Return all the data, word for word.

[START OF DATA RECORDS]

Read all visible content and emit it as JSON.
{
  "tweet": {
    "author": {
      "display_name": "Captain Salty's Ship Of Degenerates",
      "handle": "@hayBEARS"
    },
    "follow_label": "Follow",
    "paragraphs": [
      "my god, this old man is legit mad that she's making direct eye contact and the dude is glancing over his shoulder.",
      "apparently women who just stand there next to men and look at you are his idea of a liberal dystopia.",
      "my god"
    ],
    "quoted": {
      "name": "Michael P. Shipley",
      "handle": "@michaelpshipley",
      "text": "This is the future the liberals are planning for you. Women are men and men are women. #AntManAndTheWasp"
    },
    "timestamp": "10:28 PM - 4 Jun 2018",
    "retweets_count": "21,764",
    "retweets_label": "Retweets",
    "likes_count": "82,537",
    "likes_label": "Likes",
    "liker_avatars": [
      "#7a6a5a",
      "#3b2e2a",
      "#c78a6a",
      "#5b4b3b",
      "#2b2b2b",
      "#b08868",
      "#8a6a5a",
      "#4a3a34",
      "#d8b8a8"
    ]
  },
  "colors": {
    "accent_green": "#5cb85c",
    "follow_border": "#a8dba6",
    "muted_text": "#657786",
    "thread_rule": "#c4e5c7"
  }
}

[END OF DATA RECORDS]

◆ **RESULT BELOW**:
Read all visible content and emit it as JSON.
{
  "tweet": {
    "author": {
      "display_name": "Captain Salty's Ship Of Degenerates",
      "handle": "@hayBEARS"
    },
    "follow_label": "Follow",
    "paragraphs": [
      "my god, this old man is legit mad that she's making direct eye contact and the dude is glancing over his shoulder.",
      "apparently women who just stand there next to men and look at you are his idea of a liberal dystopia.",
      "my god"
    ],
    "quoted": {
      "name": "Michael P. Shipley",
      "handle": "@michaelpshipley",
      "text": "This is the future the liberals are planning for you. Women are men and men are women. #AntManAndTheWasp"
    },
    "timestamp": "10:28 PM - 4 Jun 2018",
    "retweets_count": "21,764",
    "retweets_label": "Retweets",
    "likes_count": "82,537",
    "likes_label": "Likes",
    "liker_avatars": [
      "#7a6a5a",
      "#3b2e2a",
      "#c78a6a",
      "#5b4b3b",
      "#2b2b2b",
      "#b08868",
      "#8a6a5a",
      "#4a3a34",
      "#d8b8a8"
    ]
  },
  "colors": {
    "accent_green": "#5cb85c",
    "follow_border": "#a8dba6",
    "muted_text": "#657786",
    "thread_rule": "#c4e5c7"
  }
}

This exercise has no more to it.